## Goal
Copy each entry as it stands, leaving nothing out.

## Supplied records
□ □ □ □ □
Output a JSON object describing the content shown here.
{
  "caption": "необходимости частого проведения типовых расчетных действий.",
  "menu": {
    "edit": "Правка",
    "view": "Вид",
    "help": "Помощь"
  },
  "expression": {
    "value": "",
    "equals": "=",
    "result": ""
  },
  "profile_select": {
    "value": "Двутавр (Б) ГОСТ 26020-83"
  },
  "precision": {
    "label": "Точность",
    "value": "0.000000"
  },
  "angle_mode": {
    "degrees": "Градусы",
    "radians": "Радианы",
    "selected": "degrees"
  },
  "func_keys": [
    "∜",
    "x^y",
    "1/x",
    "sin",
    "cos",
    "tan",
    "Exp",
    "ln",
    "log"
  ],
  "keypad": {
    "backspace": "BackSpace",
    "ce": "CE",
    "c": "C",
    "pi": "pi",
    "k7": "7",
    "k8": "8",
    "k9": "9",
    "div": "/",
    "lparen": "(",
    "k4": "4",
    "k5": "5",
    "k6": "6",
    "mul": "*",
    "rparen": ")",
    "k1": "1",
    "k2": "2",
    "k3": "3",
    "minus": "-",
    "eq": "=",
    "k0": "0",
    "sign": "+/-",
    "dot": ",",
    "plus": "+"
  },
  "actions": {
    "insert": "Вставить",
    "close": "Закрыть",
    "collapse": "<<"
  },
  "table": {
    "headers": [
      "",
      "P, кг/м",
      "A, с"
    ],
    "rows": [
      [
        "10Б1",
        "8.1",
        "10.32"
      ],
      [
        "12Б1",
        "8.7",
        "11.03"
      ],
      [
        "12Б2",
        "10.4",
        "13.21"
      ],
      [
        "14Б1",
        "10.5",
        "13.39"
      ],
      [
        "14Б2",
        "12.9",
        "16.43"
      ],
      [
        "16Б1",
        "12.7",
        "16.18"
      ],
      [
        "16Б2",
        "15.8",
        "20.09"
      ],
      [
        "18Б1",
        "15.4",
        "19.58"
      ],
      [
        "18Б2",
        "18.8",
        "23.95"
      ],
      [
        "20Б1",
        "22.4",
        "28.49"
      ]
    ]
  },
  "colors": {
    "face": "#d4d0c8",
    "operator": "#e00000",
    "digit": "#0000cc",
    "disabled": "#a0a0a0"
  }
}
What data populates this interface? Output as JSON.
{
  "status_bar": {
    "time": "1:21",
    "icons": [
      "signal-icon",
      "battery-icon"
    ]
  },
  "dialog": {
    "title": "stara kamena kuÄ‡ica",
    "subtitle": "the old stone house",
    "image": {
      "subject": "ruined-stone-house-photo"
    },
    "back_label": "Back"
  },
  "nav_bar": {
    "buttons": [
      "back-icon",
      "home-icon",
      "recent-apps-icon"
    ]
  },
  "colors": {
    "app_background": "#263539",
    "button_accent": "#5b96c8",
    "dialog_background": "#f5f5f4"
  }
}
□ □ □ □ □
## Answer to this problem
Output a JSON object describing the content shown here.
{
  "caption": "необходимости частого проведения типовых расчетных действий.",
  "menu": {
    "edit": "Правка",
    "view": "Вид",
    "help": "Помощь"
  },
  "expression": {
    "value": "",
    "equals": "=",
    "result": ""
  },
  "profile_select": {
    "value": "Двутавр (Б) ГОСТ 26020-83"
  },
  "precision": {
    "label": "Точность",
    "value": "0.000000"
  },
  "angle_mode": {
    "degrees": "Градусы",
    "radians": "Радианы",
    "selected": "degrees"
  },
  "func_keys": [
    "∜",
    "x^y",
    "1/x",
    "sin",
    "cos",
    "tan",
    "Exp",
    "ln",
    "log"
  ],
  "keypad": {
    "backspace": "BackSpace",
    "ce": "CE",
    "c": "C",
    "pi": "pi",
    "k7": "7",
    "k8": "8",
    "k9": "9",
    "div": "/",
    "lparen": "(",
    "k4": "4",
    "k5": "5",
    "k6": "6",
    "mul": "*",
    "rparen": ")",
    "k1": "1",
    "k2": "2",
    "k3": "3",
    "minus": "-",
    "eq": "=",
    "k0": "0",
    "sign": "+/-",
    "dot": ",",
    "plus": "+"
  },
  "actions": {
    "insert": "Вставить",
    "close": "Закрыть",
    "collapse": "<<"
  },
  "table": {
    "headers": [
      "",
      "P, кг/м",
      "A, с"
    ],
    "rows": [
      [
        "10Б1",
        "8.1",
        "10.32"
      ],
      [
        "12Б1",
        "8.7",
        "11.03"
      ],
      [
        "12Б2",
        "10.4",
        "13.21"
      ],
      [
        "14Б1",
        "10.5",
        "13.39"
      ],
      [
        "14Б2",
        "12.9",
        "16.43"
      ],
      [
        "16Б1",
        "12.7",
        "16.18"
      ],
      [
        "16Б2",
        "15.8",
        "20.09"
      ],
      [
        "18Б1",
        "15.4",
        "19.58"
      ],
      [
        "18Б2",
        "18.8",
        "23.95"
      ],
      [
        "20Б1",
        "22.4",
        "28.49"
      ]
    ]
  },
  "colors": {
    "face": "#d4d0c8",
    "operator": "#e00000",
    "digit": "#0000cc",
    "disabled": "#a0a0a0"
  }
}
What data populates this interface? Output as JSON.
{
  "status_bar": {
    "time": "1:21",
    "icons": [
      "signal-icon",
      "battery-icon"
    ]
  },
  "dialog": {
    "title": "stara kamena kuÄ‡ica",
    "subtitle": "the old stone house",
    "image": {
      "subject": "ruined-stone-house-photo"
    },
    "back_label": "Back"
  },
  "nav_bar": {
    "buttons": [
      "back-icon",
      "home-icon",
      "recent-apps-icon"
    ]
  },
  "colors": {
    "app_background": "#263539",
    "button_accent": "#5b96c8",
    "dialog_background": "#f5f5f4"
  }
}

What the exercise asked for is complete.